- DATA PROVIDED
•••••

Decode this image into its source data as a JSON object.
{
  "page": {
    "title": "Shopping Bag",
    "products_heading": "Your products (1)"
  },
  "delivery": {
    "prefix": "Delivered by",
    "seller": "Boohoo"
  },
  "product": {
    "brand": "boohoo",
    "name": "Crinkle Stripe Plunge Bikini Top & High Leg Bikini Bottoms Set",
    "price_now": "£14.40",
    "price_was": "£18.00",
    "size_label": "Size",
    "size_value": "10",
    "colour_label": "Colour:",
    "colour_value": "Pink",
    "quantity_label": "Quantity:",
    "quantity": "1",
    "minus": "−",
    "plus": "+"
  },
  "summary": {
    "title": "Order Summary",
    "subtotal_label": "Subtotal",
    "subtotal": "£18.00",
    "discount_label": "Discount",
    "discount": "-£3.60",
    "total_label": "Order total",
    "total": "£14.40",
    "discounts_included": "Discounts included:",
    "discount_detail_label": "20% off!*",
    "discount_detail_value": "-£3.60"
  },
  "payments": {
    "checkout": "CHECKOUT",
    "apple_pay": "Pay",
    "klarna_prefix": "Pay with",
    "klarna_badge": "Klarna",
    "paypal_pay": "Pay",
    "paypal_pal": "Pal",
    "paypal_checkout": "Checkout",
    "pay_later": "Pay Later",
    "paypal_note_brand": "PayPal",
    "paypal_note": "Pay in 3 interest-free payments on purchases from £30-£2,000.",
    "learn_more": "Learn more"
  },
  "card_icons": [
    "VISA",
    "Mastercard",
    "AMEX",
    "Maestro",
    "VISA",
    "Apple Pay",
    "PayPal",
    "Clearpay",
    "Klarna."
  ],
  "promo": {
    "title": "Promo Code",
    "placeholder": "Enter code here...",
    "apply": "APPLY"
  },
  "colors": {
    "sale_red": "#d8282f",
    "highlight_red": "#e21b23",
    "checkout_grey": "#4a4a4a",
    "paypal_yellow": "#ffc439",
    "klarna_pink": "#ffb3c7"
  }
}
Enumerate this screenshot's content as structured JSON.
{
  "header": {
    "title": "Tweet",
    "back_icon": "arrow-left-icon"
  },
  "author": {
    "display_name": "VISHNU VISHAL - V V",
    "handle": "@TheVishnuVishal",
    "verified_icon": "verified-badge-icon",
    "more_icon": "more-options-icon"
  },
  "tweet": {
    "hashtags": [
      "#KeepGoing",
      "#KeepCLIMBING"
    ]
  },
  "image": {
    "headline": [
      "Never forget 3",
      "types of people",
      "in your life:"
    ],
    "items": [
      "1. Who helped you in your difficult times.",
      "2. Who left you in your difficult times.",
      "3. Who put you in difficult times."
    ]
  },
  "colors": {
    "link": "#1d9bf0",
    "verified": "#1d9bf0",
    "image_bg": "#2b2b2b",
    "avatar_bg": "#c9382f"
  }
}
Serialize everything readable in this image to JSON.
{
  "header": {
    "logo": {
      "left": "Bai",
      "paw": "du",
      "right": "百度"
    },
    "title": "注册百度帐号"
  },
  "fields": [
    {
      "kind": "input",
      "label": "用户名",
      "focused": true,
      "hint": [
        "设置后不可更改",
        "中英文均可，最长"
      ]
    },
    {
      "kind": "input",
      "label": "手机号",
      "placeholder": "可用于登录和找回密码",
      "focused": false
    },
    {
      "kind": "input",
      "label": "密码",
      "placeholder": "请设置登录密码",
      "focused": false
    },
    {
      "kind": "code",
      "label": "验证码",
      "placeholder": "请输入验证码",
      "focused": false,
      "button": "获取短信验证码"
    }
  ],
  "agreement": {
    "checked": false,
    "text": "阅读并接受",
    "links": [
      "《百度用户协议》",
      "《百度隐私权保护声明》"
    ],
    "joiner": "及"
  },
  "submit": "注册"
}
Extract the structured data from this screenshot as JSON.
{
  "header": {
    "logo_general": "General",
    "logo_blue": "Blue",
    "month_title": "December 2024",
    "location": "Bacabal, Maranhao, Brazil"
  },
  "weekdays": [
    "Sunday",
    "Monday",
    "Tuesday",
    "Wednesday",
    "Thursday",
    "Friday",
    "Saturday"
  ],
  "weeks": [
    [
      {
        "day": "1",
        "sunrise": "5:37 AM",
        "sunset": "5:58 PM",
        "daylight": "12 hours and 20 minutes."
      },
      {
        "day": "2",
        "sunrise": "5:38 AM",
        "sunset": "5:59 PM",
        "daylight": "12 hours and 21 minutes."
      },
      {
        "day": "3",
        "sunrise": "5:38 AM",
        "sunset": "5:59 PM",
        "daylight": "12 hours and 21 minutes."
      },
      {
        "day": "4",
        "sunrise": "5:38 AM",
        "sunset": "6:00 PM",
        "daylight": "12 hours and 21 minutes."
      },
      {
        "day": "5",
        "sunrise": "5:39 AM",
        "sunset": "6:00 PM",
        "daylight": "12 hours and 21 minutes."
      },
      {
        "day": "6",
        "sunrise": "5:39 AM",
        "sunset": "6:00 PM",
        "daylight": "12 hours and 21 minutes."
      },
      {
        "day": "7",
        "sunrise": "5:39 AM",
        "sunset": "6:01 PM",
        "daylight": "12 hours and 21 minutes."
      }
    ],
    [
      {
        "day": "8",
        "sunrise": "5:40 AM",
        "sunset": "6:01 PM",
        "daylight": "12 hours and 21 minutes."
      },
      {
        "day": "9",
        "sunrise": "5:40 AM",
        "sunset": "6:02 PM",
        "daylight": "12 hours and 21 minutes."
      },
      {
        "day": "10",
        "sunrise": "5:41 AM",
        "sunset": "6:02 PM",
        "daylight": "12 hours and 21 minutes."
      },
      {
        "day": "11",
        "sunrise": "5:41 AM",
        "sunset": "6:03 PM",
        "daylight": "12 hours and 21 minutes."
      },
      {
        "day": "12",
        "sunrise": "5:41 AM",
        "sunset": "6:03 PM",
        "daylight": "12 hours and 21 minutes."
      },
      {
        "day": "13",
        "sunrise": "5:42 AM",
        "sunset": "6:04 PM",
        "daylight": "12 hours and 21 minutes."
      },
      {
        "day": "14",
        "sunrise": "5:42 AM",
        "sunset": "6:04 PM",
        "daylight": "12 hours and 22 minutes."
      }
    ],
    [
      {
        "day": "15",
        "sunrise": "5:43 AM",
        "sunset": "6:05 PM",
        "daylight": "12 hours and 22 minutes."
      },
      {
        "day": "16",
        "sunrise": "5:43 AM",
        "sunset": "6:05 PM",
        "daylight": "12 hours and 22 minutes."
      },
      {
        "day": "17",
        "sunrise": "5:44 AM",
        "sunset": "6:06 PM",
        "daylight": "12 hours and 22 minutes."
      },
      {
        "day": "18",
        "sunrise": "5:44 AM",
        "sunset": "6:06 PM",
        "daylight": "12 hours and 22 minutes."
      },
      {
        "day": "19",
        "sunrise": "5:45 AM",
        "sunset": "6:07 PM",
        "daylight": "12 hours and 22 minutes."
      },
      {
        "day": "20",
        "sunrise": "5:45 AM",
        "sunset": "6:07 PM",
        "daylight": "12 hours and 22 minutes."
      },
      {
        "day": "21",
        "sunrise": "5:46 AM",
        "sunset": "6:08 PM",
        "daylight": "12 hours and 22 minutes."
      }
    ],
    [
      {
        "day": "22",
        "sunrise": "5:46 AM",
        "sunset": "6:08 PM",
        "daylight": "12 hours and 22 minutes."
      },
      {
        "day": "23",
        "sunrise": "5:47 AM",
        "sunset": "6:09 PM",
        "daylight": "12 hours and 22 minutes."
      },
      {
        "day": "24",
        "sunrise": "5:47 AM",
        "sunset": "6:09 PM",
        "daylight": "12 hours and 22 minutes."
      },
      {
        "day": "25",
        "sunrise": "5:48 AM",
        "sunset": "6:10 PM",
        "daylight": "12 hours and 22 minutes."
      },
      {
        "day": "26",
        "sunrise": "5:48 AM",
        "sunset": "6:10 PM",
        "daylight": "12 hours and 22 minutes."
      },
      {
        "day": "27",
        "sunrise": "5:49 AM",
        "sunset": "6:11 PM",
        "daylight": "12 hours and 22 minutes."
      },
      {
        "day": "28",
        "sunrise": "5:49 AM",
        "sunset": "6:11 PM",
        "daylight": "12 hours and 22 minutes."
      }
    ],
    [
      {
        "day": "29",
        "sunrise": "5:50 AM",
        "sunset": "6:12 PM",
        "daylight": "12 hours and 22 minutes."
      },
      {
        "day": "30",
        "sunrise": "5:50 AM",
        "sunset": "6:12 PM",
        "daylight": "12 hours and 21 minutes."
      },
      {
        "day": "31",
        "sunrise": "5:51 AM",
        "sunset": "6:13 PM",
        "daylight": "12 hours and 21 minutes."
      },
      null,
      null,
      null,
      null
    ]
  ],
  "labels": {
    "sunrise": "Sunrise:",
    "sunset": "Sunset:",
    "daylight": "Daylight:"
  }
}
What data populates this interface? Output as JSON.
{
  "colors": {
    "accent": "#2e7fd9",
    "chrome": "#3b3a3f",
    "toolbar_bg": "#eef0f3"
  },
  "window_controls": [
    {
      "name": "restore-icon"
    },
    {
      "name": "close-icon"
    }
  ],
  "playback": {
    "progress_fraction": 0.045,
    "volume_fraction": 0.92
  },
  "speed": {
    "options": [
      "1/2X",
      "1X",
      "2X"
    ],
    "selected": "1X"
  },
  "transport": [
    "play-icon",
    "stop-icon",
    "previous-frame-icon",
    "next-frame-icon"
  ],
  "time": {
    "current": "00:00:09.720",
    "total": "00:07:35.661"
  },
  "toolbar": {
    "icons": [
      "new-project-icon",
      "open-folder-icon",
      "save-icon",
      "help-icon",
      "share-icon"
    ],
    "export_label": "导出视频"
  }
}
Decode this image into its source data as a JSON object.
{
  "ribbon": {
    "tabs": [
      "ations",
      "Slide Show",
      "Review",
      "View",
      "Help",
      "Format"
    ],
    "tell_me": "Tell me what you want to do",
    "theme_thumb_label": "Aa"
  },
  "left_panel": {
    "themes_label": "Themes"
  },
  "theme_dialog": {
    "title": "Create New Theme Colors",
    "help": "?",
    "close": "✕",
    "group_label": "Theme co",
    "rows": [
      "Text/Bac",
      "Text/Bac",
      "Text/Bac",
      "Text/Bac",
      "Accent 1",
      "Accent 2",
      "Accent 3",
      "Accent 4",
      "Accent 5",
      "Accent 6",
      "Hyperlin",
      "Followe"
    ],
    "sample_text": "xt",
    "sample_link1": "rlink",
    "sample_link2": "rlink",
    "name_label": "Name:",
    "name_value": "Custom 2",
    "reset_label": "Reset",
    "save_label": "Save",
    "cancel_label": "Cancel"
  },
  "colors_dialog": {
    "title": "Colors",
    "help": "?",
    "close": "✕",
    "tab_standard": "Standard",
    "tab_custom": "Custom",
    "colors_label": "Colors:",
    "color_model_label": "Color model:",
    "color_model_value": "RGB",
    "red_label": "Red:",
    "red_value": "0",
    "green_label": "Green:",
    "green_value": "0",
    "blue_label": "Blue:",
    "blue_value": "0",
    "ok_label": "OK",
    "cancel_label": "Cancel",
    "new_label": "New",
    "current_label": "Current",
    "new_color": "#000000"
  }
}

•••••

Filter the records above for lines containing the word "Cancel", and copy those lines.

- FINAL RESULT
    "cancel_label": "Cancel"
    "cancel_label": "Cancel",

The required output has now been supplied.